# [What the task asks]
Read through the records below and copy each line that uses the word "junho".

Figure record listings
★ ★ ★ ★ ★
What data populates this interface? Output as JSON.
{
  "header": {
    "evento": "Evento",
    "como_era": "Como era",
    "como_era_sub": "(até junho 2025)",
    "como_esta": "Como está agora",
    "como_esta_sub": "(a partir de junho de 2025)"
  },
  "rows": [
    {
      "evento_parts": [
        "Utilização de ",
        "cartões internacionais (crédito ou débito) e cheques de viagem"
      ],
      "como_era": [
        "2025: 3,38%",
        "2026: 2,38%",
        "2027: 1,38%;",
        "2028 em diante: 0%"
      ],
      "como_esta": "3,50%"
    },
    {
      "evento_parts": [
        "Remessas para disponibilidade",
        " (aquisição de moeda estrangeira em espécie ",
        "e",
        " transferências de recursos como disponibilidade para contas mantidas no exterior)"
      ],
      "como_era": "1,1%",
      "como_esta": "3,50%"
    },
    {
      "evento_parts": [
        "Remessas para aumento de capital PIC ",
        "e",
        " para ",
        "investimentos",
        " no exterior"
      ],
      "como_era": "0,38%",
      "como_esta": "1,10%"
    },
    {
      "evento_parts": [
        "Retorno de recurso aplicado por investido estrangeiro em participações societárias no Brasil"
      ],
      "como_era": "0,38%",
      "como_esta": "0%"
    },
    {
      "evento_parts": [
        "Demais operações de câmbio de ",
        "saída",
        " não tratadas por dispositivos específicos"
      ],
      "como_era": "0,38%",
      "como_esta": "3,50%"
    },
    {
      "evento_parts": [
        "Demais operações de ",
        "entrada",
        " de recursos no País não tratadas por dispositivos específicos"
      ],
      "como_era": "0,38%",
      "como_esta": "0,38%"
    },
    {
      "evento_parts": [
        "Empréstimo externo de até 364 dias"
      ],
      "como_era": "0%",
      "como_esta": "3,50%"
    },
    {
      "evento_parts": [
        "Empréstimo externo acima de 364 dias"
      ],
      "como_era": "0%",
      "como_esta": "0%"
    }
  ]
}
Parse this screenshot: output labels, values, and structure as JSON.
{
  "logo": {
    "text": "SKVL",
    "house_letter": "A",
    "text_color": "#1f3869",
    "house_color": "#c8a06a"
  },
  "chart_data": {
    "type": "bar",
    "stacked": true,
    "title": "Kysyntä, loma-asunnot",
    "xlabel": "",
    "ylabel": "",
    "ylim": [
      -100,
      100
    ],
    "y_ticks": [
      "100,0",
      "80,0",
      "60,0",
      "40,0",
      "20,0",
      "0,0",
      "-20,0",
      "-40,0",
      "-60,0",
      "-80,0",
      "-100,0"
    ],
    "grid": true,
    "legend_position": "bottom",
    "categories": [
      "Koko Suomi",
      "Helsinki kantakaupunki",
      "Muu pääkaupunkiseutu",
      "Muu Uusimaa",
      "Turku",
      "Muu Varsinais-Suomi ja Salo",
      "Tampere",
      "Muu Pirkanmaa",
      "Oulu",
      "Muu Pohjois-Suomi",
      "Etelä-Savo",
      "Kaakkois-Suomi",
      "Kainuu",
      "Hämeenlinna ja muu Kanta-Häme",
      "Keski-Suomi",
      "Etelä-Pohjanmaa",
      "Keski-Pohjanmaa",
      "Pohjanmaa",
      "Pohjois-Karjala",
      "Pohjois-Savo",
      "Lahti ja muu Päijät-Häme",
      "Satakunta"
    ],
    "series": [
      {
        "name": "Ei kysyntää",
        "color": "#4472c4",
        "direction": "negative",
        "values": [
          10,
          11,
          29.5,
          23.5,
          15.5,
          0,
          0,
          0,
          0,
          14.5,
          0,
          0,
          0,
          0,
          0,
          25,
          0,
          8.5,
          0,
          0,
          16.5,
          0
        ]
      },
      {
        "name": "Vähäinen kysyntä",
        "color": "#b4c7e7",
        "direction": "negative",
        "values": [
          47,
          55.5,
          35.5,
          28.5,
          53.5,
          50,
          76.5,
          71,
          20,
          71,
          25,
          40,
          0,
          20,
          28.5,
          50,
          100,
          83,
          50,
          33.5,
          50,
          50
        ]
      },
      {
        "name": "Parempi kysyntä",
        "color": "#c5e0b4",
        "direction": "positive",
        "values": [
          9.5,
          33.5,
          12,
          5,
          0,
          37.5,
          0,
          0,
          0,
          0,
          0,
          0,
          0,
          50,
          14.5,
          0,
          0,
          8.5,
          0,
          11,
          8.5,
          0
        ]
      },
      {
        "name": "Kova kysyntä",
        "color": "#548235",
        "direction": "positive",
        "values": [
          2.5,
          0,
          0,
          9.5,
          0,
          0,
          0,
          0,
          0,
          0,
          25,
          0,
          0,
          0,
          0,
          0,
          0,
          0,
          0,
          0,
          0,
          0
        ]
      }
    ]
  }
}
★ ★ ★ ★ ★
# [Written answer]
    "como_era_sub": "(até junho 2025)",
    "como_esta_sub": "(a partir de junho de 2025)"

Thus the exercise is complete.